• _Set task_
In the records below, find each line with the word "title" and copy it.

--- Start of Excerpted data ---

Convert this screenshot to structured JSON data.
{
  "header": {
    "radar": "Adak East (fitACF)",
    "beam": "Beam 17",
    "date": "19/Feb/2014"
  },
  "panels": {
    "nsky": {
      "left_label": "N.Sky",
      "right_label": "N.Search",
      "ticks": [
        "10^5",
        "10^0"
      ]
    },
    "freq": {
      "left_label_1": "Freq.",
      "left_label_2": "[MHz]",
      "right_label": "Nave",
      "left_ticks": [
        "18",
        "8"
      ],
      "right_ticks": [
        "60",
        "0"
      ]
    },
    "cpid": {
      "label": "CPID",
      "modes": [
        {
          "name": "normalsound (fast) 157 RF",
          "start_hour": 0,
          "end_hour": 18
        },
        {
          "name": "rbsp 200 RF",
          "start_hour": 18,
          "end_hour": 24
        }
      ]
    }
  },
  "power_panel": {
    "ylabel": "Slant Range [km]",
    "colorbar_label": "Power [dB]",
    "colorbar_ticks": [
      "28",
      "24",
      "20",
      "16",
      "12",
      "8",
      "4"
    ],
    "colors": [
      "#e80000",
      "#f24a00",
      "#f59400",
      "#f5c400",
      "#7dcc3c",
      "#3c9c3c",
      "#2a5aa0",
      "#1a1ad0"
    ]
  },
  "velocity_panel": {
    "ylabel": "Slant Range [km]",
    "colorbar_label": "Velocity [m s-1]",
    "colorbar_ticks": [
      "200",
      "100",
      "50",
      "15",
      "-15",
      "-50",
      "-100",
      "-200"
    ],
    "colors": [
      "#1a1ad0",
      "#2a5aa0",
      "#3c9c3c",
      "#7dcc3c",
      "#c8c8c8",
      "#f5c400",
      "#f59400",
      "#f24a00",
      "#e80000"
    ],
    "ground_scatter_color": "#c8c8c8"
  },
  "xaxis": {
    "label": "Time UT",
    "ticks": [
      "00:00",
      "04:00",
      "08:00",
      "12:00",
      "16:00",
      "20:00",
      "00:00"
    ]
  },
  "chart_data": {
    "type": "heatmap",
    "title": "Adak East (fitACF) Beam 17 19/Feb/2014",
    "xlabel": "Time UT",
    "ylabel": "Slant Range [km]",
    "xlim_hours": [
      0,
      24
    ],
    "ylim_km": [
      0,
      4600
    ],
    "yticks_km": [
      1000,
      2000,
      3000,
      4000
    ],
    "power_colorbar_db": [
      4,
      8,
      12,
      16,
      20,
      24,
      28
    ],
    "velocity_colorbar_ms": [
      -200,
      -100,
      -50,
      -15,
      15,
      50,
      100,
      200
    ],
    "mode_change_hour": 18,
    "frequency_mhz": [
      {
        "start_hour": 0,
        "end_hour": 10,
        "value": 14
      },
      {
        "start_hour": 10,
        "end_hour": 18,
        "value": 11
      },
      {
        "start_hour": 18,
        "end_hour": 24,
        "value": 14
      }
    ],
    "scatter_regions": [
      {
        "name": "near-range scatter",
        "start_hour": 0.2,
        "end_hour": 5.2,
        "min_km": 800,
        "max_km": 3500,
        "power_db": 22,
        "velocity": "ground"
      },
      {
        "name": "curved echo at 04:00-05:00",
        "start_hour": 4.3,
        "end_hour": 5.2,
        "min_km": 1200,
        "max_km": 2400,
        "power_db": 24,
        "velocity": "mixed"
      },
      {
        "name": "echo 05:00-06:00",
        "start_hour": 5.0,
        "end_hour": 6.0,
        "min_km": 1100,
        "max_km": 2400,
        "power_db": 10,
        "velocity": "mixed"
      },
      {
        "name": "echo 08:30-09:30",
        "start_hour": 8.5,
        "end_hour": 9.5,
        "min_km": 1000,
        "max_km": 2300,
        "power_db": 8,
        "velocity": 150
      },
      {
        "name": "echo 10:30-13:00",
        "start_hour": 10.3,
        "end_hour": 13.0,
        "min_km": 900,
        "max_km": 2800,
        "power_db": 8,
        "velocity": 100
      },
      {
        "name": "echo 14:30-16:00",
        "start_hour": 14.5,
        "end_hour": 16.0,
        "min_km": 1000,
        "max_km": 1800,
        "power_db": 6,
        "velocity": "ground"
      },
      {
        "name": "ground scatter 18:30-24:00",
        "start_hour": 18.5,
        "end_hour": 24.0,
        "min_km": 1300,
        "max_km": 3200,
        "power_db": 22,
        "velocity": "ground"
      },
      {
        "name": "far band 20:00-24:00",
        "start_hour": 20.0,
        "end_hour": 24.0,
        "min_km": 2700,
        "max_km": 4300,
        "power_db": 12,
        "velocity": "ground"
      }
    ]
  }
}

--- End of Excerpted data ---
--- Start of Excerpted data ---

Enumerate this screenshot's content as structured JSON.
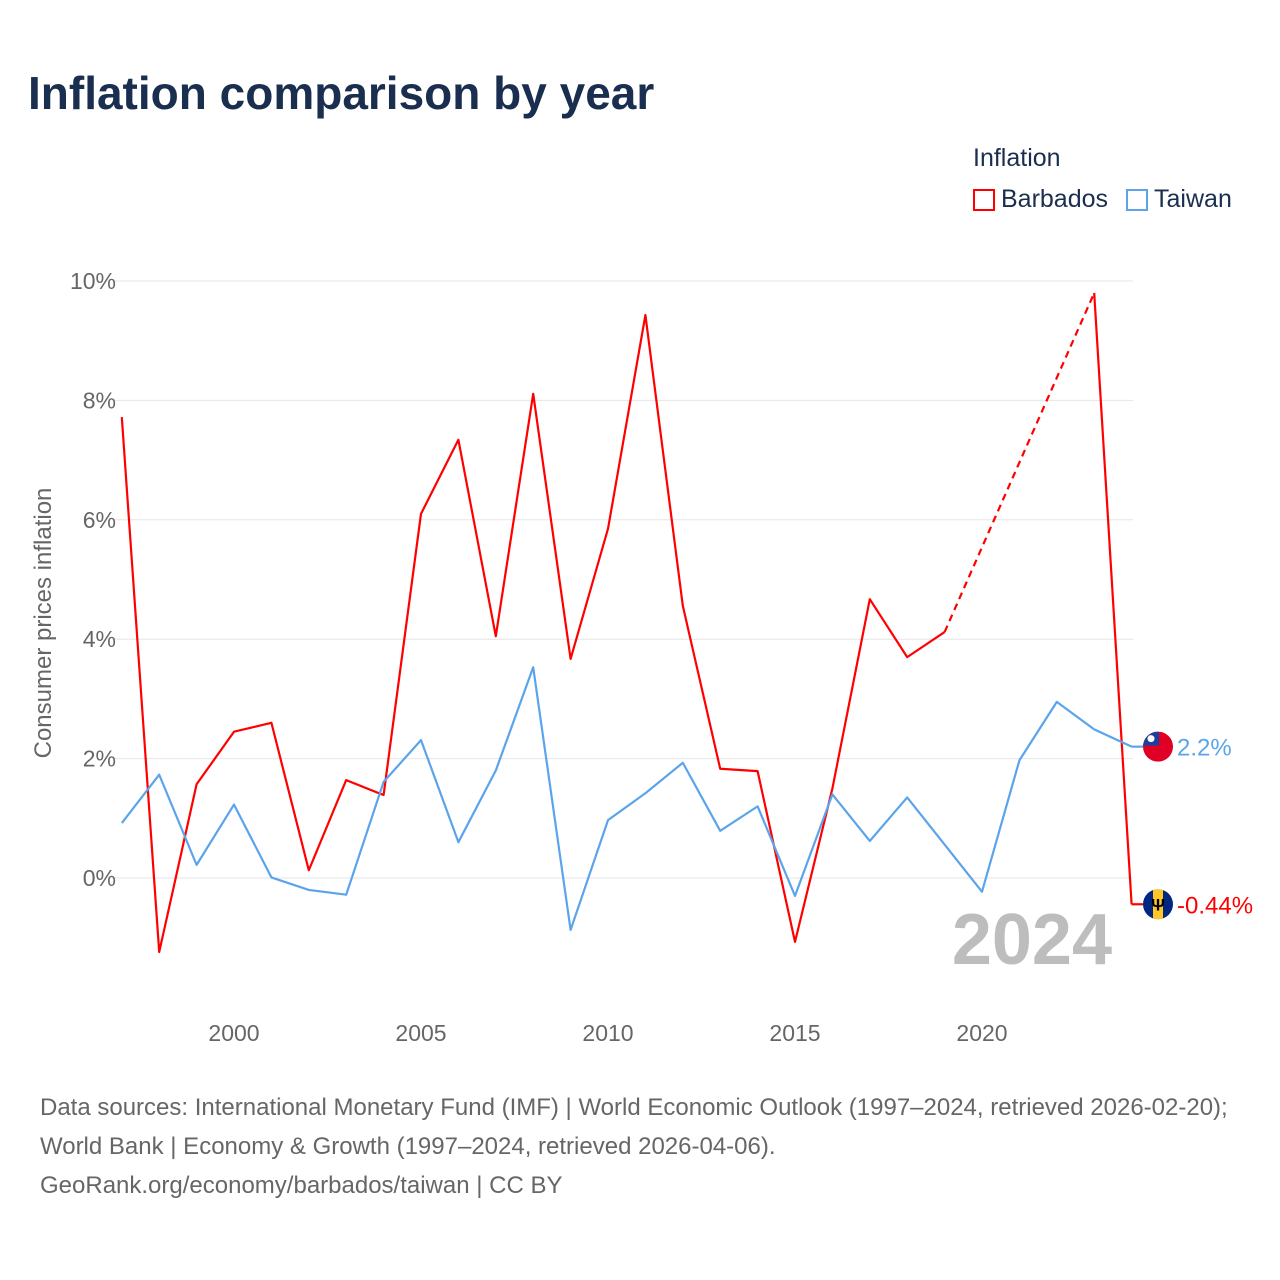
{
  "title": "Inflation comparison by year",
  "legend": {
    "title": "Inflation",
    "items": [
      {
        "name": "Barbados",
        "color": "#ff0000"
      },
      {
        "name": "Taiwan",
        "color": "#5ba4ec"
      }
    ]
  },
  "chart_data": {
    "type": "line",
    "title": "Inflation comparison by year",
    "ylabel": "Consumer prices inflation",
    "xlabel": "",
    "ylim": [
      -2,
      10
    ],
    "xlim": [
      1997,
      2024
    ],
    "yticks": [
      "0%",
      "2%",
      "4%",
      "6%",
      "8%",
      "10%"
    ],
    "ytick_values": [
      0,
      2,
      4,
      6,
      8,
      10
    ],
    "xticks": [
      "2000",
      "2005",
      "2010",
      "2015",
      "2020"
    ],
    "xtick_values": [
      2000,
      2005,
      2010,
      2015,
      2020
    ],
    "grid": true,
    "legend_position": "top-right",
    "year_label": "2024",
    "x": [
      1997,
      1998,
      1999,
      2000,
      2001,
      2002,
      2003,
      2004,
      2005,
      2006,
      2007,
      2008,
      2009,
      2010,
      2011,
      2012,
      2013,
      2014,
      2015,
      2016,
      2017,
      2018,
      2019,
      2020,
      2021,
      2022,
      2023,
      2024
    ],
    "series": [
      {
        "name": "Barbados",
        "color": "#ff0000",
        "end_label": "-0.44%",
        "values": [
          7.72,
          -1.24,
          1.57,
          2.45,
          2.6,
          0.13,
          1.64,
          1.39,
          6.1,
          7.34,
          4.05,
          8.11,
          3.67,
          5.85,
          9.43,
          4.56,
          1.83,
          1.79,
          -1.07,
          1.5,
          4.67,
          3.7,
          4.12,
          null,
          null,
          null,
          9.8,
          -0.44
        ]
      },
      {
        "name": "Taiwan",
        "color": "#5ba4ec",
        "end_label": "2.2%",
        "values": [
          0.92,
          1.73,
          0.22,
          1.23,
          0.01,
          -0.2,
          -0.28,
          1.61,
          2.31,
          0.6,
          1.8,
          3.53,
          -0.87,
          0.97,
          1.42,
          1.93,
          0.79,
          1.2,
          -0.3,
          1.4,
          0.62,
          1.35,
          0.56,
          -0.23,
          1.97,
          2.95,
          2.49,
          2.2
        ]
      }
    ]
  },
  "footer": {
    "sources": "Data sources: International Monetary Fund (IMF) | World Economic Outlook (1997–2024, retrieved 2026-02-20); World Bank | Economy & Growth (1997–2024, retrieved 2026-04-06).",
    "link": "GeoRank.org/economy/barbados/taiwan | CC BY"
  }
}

--- End of Excerpted data ---

• _Output of the task_
    "title": "Adak East (fitACF) Beam 17 19/Feb/2014",
  "title": "Inflation comparison by year",
    "title": "Inflation",
    "title": "Inflation comparison by year",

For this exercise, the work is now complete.